SHORT PROBLEM: Copy each line that contains the string "Investing".

[Data entries for graphics]
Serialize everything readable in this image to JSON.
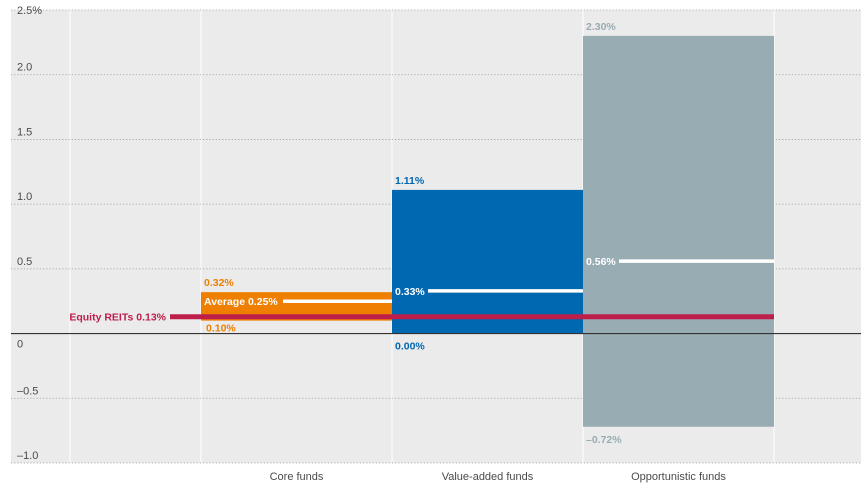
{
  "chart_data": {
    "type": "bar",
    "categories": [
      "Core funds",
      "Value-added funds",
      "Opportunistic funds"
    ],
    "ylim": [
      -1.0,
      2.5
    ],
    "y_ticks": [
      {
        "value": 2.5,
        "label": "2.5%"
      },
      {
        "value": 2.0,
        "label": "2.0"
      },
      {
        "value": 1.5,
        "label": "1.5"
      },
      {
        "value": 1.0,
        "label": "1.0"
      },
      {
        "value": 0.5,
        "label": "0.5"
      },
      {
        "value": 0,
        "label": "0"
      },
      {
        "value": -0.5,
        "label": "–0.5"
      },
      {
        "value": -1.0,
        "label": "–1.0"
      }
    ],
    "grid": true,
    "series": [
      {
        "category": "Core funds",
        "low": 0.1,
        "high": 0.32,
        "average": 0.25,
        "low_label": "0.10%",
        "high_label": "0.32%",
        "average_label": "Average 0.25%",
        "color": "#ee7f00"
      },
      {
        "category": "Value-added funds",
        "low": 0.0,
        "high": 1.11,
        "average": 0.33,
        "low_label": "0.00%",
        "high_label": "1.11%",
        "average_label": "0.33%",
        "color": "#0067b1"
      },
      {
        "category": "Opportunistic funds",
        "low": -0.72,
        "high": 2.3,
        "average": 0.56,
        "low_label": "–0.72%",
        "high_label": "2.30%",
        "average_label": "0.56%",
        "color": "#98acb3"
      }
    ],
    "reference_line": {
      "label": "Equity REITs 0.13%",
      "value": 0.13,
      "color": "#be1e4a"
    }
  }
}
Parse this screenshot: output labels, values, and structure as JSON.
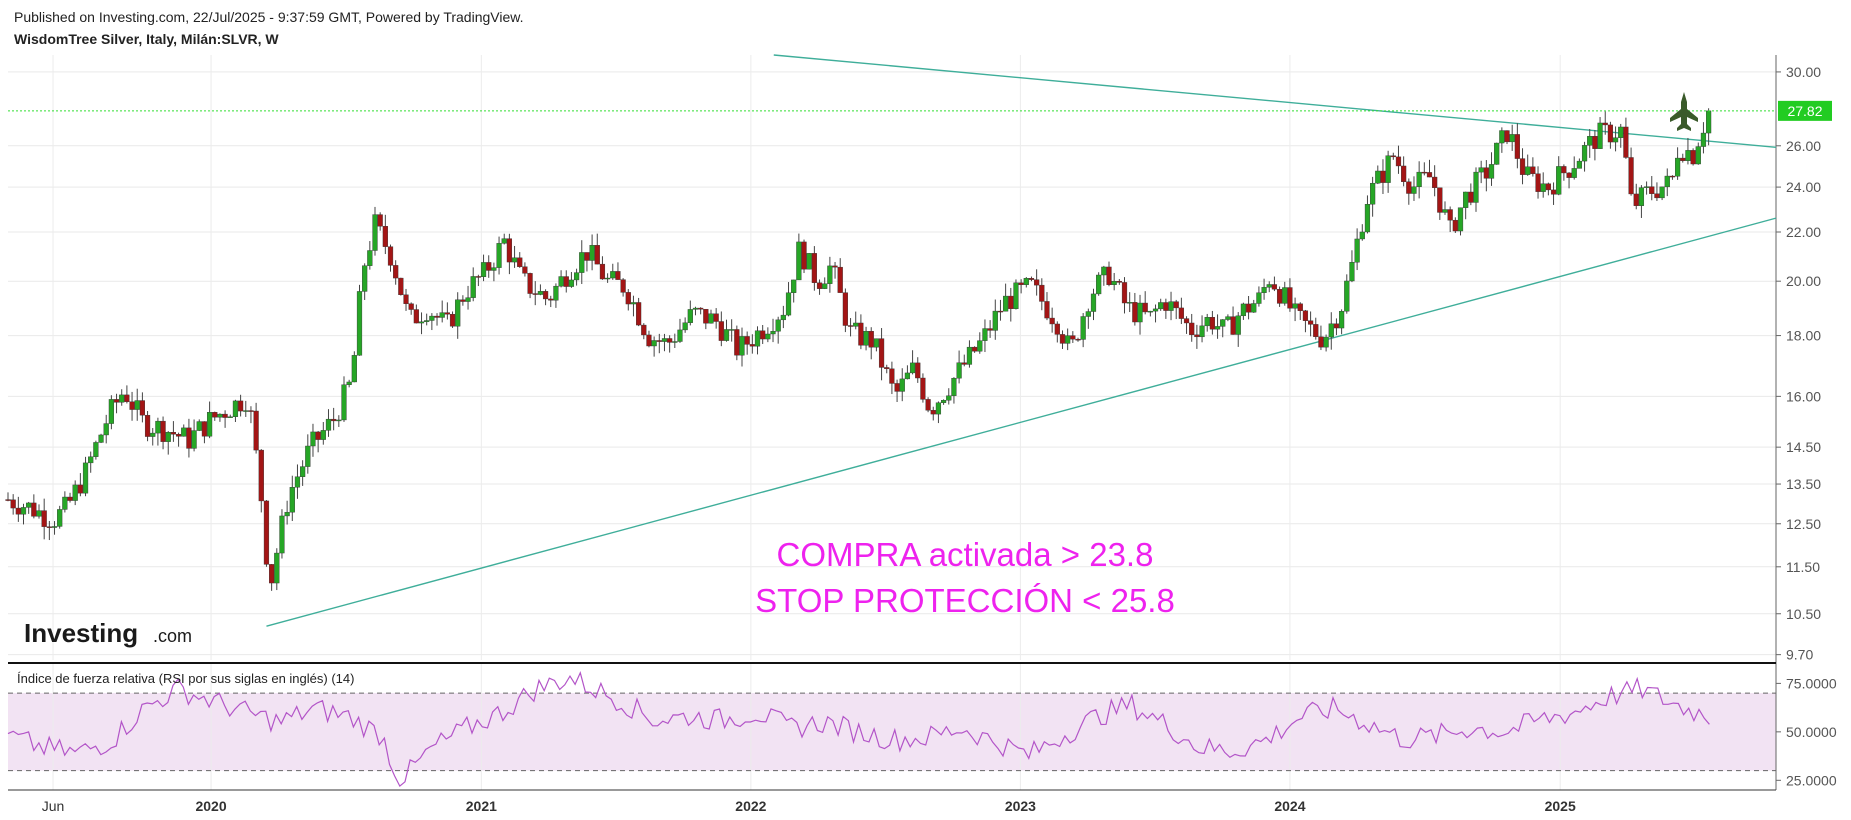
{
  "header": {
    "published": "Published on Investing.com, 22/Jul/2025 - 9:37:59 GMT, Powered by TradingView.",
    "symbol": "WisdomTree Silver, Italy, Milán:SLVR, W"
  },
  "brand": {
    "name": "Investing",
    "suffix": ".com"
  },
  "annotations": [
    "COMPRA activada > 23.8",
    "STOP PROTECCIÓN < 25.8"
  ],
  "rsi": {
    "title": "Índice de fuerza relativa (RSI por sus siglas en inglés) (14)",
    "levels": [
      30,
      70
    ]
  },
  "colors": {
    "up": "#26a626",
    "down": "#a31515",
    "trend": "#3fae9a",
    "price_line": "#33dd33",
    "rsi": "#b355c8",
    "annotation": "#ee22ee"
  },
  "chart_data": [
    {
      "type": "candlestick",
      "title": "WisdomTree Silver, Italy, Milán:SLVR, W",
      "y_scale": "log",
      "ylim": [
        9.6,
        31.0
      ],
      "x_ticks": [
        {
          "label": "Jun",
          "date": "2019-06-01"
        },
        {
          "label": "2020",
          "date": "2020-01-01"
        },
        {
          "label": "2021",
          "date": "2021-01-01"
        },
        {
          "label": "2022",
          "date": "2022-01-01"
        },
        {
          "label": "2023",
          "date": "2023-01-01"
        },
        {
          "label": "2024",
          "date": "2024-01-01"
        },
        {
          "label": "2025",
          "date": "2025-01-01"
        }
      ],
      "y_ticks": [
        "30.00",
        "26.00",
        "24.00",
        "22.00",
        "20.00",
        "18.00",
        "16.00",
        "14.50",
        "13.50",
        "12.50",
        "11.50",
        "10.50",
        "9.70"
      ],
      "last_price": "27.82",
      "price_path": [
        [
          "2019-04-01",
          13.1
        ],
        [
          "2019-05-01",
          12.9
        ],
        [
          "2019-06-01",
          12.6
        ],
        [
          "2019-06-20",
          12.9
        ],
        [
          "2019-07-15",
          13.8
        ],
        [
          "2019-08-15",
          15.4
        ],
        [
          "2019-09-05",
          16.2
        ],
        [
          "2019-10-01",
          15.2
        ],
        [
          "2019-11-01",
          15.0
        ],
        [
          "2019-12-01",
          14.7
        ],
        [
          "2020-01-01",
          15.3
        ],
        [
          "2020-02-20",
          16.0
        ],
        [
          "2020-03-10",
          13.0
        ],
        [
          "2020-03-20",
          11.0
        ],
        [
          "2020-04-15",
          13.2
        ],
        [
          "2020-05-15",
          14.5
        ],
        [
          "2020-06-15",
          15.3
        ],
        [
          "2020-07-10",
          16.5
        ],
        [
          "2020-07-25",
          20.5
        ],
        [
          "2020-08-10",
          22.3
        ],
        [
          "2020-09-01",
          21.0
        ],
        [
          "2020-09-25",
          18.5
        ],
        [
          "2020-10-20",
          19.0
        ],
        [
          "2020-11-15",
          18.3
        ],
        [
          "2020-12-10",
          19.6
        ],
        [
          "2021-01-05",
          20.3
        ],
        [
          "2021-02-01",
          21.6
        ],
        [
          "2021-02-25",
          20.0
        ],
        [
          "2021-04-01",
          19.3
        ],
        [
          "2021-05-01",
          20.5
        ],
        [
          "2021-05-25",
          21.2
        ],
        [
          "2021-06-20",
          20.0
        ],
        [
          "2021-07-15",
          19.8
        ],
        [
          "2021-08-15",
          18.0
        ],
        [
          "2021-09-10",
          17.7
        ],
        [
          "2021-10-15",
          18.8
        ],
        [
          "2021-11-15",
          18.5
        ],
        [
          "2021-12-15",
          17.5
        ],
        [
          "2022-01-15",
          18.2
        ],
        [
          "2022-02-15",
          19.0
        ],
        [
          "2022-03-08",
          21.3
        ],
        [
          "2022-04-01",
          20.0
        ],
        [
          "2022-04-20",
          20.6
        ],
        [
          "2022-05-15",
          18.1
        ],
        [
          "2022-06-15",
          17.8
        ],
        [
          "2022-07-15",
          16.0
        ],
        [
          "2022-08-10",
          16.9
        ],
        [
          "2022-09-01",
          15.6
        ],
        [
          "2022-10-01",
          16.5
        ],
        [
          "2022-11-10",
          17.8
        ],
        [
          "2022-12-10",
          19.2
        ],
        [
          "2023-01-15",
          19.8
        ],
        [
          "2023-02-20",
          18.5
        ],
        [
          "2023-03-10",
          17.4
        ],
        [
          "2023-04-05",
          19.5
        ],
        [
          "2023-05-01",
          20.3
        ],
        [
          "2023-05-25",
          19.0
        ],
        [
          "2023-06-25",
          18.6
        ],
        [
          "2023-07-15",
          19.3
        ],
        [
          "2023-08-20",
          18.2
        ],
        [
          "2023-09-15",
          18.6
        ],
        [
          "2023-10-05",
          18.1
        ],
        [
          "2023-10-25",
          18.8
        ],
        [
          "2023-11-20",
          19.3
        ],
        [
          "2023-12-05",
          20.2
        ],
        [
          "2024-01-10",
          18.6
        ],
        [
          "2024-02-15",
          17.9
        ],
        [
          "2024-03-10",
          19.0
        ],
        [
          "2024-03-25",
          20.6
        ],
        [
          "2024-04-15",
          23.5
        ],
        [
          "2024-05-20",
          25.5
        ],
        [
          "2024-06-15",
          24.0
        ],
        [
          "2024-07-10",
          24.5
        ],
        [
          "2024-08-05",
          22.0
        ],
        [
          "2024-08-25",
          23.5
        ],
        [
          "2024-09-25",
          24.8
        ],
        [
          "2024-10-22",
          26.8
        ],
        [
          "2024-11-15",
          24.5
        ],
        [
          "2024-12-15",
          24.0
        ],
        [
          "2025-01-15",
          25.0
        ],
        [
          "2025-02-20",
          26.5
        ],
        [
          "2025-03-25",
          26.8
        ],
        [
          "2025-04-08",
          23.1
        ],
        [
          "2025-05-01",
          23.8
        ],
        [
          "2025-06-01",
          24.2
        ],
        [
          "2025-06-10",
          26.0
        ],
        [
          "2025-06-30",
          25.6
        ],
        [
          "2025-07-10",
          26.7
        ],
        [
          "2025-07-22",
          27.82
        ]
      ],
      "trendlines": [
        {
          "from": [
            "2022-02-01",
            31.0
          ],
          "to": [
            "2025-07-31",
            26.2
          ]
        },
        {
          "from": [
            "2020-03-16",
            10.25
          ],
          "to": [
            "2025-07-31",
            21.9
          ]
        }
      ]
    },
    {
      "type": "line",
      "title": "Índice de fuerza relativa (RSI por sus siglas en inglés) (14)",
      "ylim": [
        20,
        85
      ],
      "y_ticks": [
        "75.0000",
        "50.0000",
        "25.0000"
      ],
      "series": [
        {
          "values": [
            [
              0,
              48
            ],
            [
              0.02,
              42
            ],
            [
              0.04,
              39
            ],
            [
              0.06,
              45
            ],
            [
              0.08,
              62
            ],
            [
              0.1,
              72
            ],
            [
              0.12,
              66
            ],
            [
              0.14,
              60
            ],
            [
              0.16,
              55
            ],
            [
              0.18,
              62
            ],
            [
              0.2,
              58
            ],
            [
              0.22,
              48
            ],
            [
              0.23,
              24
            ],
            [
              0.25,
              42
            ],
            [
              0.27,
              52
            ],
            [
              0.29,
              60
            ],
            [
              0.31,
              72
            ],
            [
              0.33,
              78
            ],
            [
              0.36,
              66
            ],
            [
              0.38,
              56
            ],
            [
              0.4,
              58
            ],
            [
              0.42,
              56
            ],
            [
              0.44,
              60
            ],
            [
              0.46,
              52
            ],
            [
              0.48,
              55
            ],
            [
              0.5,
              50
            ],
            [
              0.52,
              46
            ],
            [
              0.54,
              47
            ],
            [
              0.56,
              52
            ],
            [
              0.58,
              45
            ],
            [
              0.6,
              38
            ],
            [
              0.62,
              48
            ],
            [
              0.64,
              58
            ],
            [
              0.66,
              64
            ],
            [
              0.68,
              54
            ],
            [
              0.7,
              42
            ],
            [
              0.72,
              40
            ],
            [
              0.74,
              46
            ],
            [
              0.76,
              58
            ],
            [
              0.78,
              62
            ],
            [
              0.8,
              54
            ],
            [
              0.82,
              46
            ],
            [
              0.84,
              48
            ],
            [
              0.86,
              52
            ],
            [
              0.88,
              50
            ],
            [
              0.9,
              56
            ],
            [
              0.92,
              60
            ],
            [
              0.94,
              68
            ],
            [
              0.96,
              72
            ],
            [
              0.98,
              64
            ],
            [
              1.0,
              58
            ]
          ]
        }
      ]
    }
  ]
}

CORRECT OUTPUT:
    "published": "Published on Investing.com, 22/Jul/2025 - 9:37:59 GMT, Powered by TradingView.",
    "name": "Investing",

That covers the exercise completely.